The listing below should be printed exactly, every line of it. Skip the pictures.
──────
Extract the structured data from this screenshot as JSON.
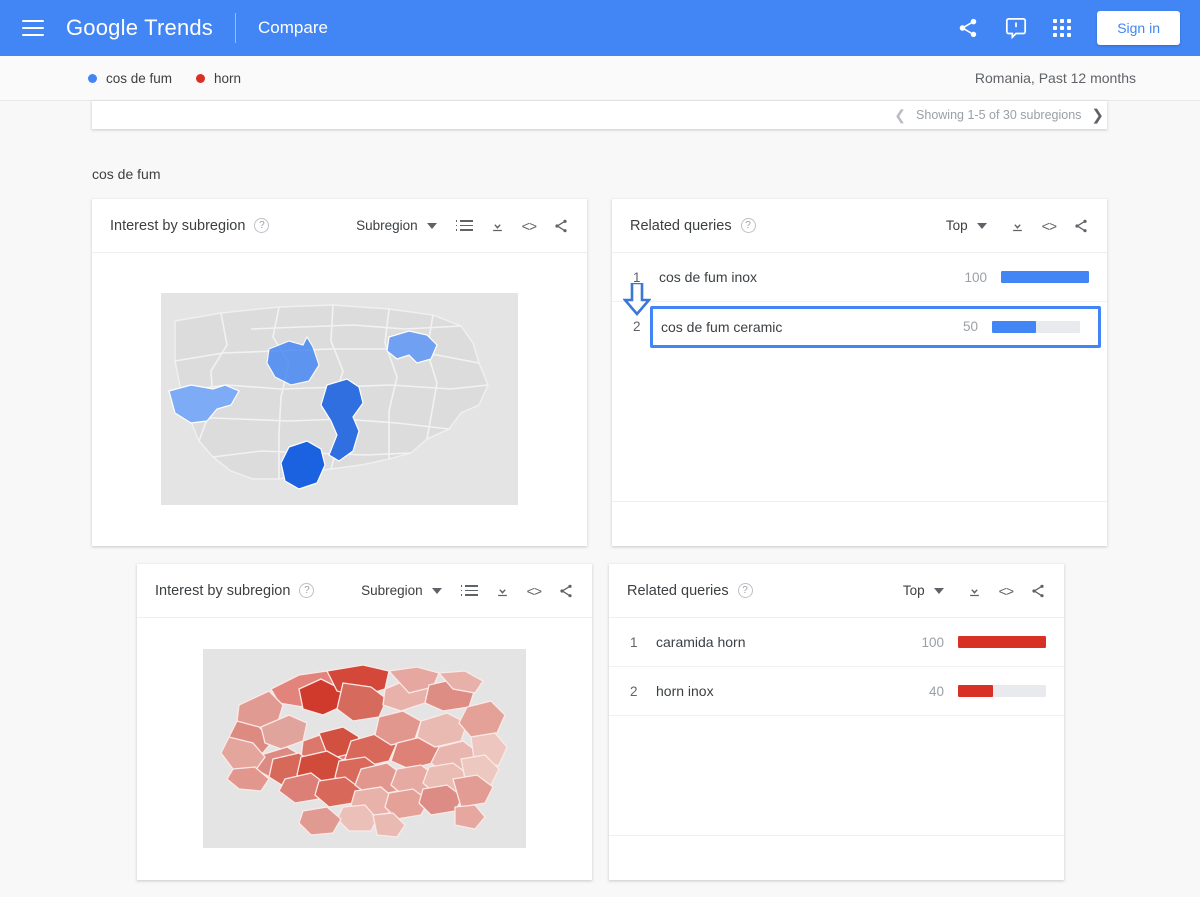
{
  "header": {
    "menu_icon": "hamburger-menu-icon",
    "brand_google": "Google",
    "brand_trends": "Trends",
    "compare_label": "Compare",
    "share_icon": "share-icon",
    "feedback_icon": "feedback-icon",
    "apps_icon": "apps-grid-icon",
    "sign_in_label": "Sign in",
    "brand_color": "#4285f4"
  },
  "legend": {
    "items": [
      {
        "label": "cos de fum",
        "color": "#4285f4"
      },
      {
        "label": "horn",
        "color": "#d93025"
      }
    ],
    "region_time": "Romania, Past 12 months"
  },
  "pager": {
    "prev_icon": "chevron-left-icon",
    "text": "Showing 1-5 of 30 subregions",
    "next_icon": "chevron-right-icon"
  },
  "section_label": "cos de fum",
  "panels": {
    "map_blue": {
      "title": "Interest by subregion",
      "help_icon": "help-circle-icon",
      "dropdown_value": "Subregion",
      "tools": [
        "list-view-icon",
        "download-icon",
        "embed-code-icon",
        "share-icon"
      ]
    },
    "queries_blue": {
      "title": "Related queries",
      "help_icon": "help-circle-icon",
      "dropdown_value": "Top",
      "tools": [
        "download-icon",
        "embed-code-icon",
        "share-icon"
      ],
      "rows": [
        {
          "rank": "1",
          "query": "cos de fum inox",
          "value": "100",
          "pct": 100,
          "highlighted": false
        },
        {
          "rank": "2",
          "query": "cos de fum ceramic",
          "value": "50",
          "pct": 50,
          "highlighted": true
        }
      ],
      "bar_color": "#4285f4"
    },
    "map_red": {
      "title": "Interest by subregion",
      "help_icon": "help-circle-icon",
      "dropdown_value": "Subregion",
      "tools": [
        "list-view-icon",
        "download-icon",
        "embed-code-icon",
        "share-icon"
      ]
    },
    "queries_red": {
      "title": "Related queries",
      "help_icon": "help-circle-icon",
      "dropdown_value": "Top",
      "tools": [
        "download-icon",
        "embed-code-icon",
        "share-icon"
      ],
      "rows": [
        {
          "rank": "1",
          "query": "caramida horn",
          "value": "100",
          "pct": 100,
          "highlighted": false
        },
        {
          "rank": "2",
          "query": "horn inox",
          "value": "40",
          "pct": 40,
          "highlighted": false
        }
      ],
      "bar_color": "#d93025"
    }
  },
  "annotation": {
    "arrow_icon": "down-arrow-annotation",
    "arrow_color": "#4285f4",
    "highlight_box_color": "#4285f4"
  },
  "chart_data": [
    {
      "type": "bar",
      "title": "Related queries — cos de fum",
      "categories": [
        "cos de fum inox",
        "cos de fum ceramic"
      ],
      "values": [
        100,
        50
      ],
      "ylim": [
        0,
        100
      ],
      "series_color": "#4285f4",
      "xlabel": "",
      "ylabel": ""
    },
    {
      "type": "bar",
      "title": "Related queries — horn",
      "categories": [
        "caramida horn",
        "horn inox"
      ],
      "values": [
        100,
        40
      ],
      "ylim": [
        0,
        100
      ],
      "series_color": "#d93025",
      "xlabel": "",
      "ylabel": ""
    },
    {
      "type": "heatmap",
      "title": "Interest by subregion — cos de fum (Romania)",
      "note": "Choropleth map of Romania; 5 subregions shaded blue, remainder grey",
      "legend_position": "none"
    },
    {
      "type": "heatmap",
      "title": "Interest by subregion — horn (Romania)",
      "note": "Choropleth map of Romania; all subregions shaded in red intensity scale",
      "legend_position": "none"
    }
  ]
}
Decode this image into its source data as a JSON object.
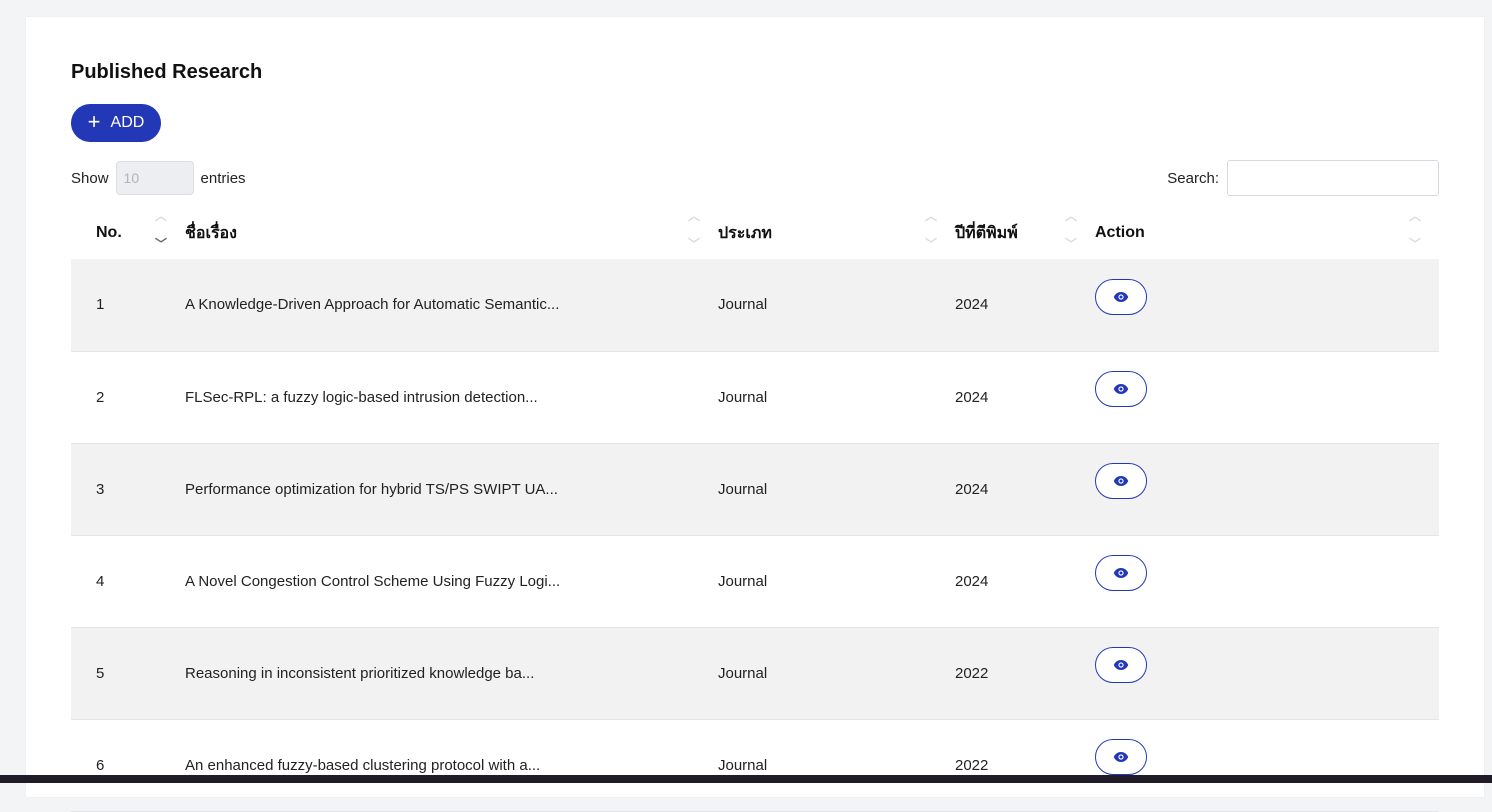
{
  "page": {
    "title": "Published Research",
    "add_label": "ADD",
    "show_label": "Show",
    "entries_value": "10",
    "entries_label": "entries",
    "search_label": "Search:"
  },
  "table": {
    "headers": [
      "No.",
      "ชื่อเรื่อง",
      "ประเภท",
      "ปีที่ตีพิมพ์",
      "Action"
    ],
    "rows": [
      {
        "no": "1",
        "title": "A Knowledge-Driven Approach for Automatic Semantic...",
        "type": "Journal",
        "year": "2024"
      },
      {
        "no": "2",
        "title": "FLSec-RPL: a fuzzy logic-based intrusion detection...",
        "type": "Journal",
        "year": "2024"
      },
      {
        "no": "3",
        "title": "Performance optimization for hybrid TS/PS SWIPT UA...",
        "type": "Journal",
        "year": "2024"
      },
      {
        "no": "4",
        "title": "A Novel Congestion Control Scheme Using Fuzzy Logi...",
        "type": "Journal",
        "year": "2024"
      },
      {
        "no": "5",
        "title": "Reasoning in inconsistent prioritized knowledge ba...",
        "type": "Journal",
        "year": "2022"
      },
      {
        "no": "6",
        "title": "An enhanced fuzzy-based clustering protocol with a...",
        "type": "Journal",
        "year": "2022"
      }
    ]
  },
  "colors": {
    "accent": "#2338b6",
    "row_stripe": "#f2f2f2"
  },
  "icons": {
    "add": "plus-icon",
    "view": "eye-icon",
    "sort": "sort-arrows-icon"
  }
}
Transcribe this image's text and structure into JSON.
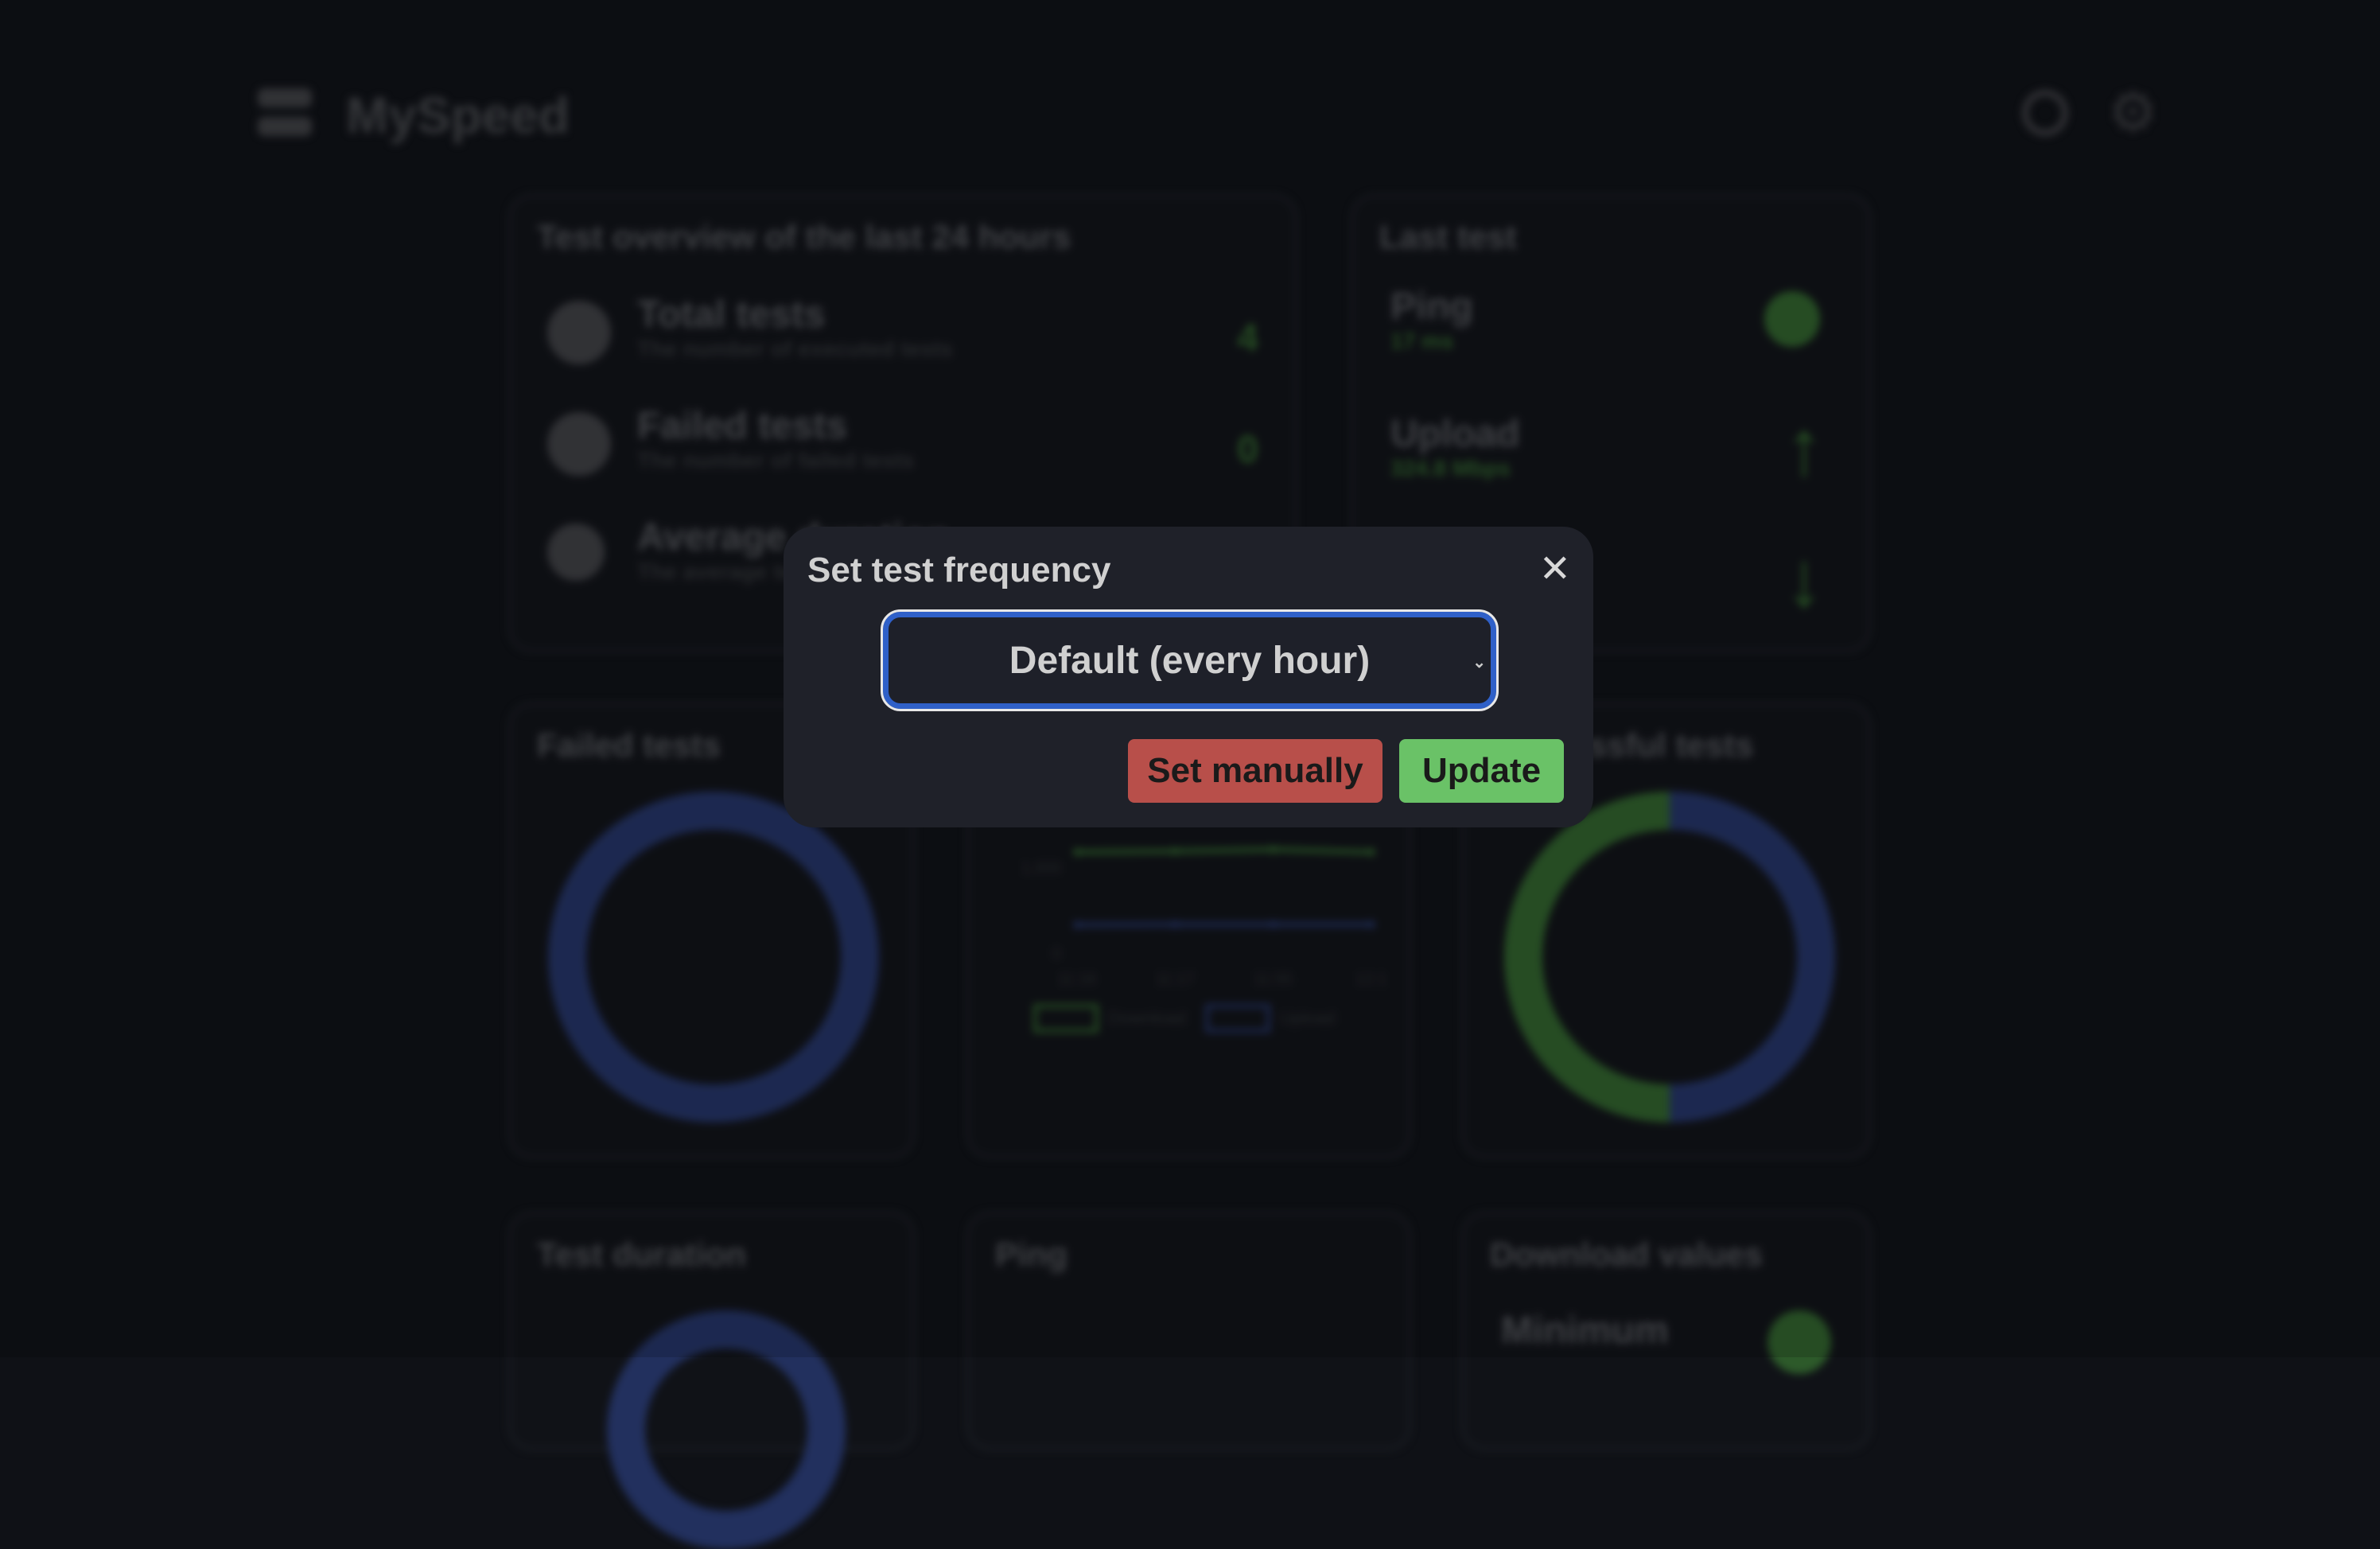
──────
> **Task response**
Extract the structured data from this screenshot as JSON.
{
  "header": {
    "menu_icon": "hamburger-menu-icon",
    "brand_google": "Google",
    "brand_trends": "Trends",
    "compare_label": "Compare",
    "share_icon": "share-icon",
    "feedback_icon": "feedback-icon",
    "apps_icon": "apps-grid-icon",
    "sign_in_label": "Sign in",
    "brand_color": "#4285f4"
  },
  "legend": {
    "items": [
      {
        "label": "cos de fum",
        "color": "#4285f4"
      },
      {
        "label": "horn",
        "color": "#d93025"
      }
    ],
    "region_time": "Romania, Past 12 months"
  },
  "pager": {
    "prev_icon": "chevron-left-icon",
    "text": "Showing 1-5 of 30 subregions",
    "next_icon": "chevron-right-icon"
  },
  "section_label": "cos de fum",
  "panels": {
    "map_blue": {
      "title": "Interest by subregion",
      "help_icon": "help-circle-icon",
      "dropdown_value": "Subregion",
      "tools": [
        "list-view-icon",
        "download-icon",
        "embed-code-icon",
        "share-icon"
      ]
    },
    "queries_blue": {
      "title": "Related queries",
      "help_icon": "help-circle-icon",
      "dropdown_value": "Top",
      "tools": [
        "download-icon",
        "embed-code-icon",
        "share-icon"
      ],
      "rows": [
        {
          "rank": "1",
          "query": "cos de fum inox",
          "value": "100",
          "pct": 100,
          "highlighted": false
        },
        {
          "rank": "2",
          "query": "cos de fum ceramic",
          "value": "50",
          "pct": 50,
          "highlighted": true
        }
      ],
      "bar_color": "#4285f4"
    },
    "map_red": {
      "title": "Interest by subregion",
      "help_icon": "help-circle-icon",
      "dropdown_value": "Subregion",
      "tools": [
        "list-view-icon",
        "download-icon",
        "embed-code-icon",
        "share-icon"
      ]
    },
    "queries_red": {
      "title": "Related queries",
      "help_icon": "help-circle-icon",
      "dropdown_value": "Top",
      "tools": [
        "download-icon",
        "embed-code-icon",
        "share-icon"
      ],
      "rows": [
        {
          "rank": "1",
          "query": "caramida horn",
          "value": "100",
          "pct": 100,
          "highlighted": false
        },
        {
          "rank": "2",
          "query": "horn inox",
          "value": "40",
          "pct": 40,
          "highlighted": false
        }
      ],
      "bar_color": "#d93025"
    }
  },
  "annotation": {
    "arrow_icon": "down-arrow-annotation",
    "arrow_color": "#4285f4",
    "highlight_box_color": "#4285f4"
  },
  "chart_data": [
    {
      "type": "bar",
      "title": "Related queries — cos de fum",
      "categories": [
        "cos de fum inox",
        "cos de fum ceramic"
      ],
      "values": [
        100,
        50
      ],
      "ylim": [
        0,
        100
      ],
      "series_color": "#4285f4",
      "xlabel": "",
      "ylabel": ""
    },
    {
      "type": "bar",
      "title": "Related queries — horn",
      "categories": [
        "caramida horn",
        "horn inox"
      ],
      "values": [
        100,
        40
      ],
      "ylim": [
        0,
        100
      ],
      "series_color": "#d93025",
      "xlabel": "",
      "ylabel": ""
    },
    {
      "type": "heatmap",
      "title": "Interest by subregion — cos de fum (Romania)",
      "note": "Choropleth map of Romania; 5 subregions shaded blue, remainder grey",
      "legend_position": "none"
    },
    {
      "type": "heatmap",
      "title": "Interest by subregion — horn (Romania)",
      "note": "Choropleth map of Romania; all subregions shaded in red intensity scale",
      "legend_position": "none"
    }
  ]
}
Decode this image into its source data as a JSON object.
{
  "page": {
    "title": "Published Research",
    "add_label": "ADD",
    "show_label": "Show",
    "entries_value": "10",
    "entries_label": "entries",
    "search_label": "Search:"
  },
  "table": {
    "headers": [
      "No.",
      "ชื่อเรื่อง",
      "ประเภท",
      "ปีที่ตีพิมพ์",
      "Action"
    ],
    "rows": [
      {
        "no": "1",
        "title": "A Knowledge-Driven Approach for Automatic Semantic...",
        "type": "Journal",
        "year": "2024"
      },
      {
        "no": "2",
        "title": "FLSec-RPL: a fuzzy logic-based intrusion detection...",
        "type": "Journal",
        "year": "2024"
      },
      {
        "no": "3",
        "title": "Performance optimization for hybrid TS/PS SWIPT UA...",
        "type": "Journal",
        "year": "2024"
      },
      {
        "no": "4",
        "title": "A Novel Congestion Control Scheme Using Fuzzy Logi...",
        "type": "Journal",
        "year": "2024"
      },
      {
        "no": "5",
        "title": "Reasoning in inconsistent prioritized knowledge ba...",
        "type": "Journal",
        "year": "2022"
      },
      {
        "no": "6",
        "title": "An enhanced fuzzy-based clustering protocol with a...",
        "type": "Journal",
        "year": "2022"
      }
    ]
  },
  "colors": {
    "accent": "#2338b6",
    "row_stripe": "#f2f2f2"
  },
  "icons": {
    "add": "plus-icon",
    "view": "eye-icon",
    "sort": "sort-arrows-icon"
  }
}
Transcribe this image's text and structure into JSON.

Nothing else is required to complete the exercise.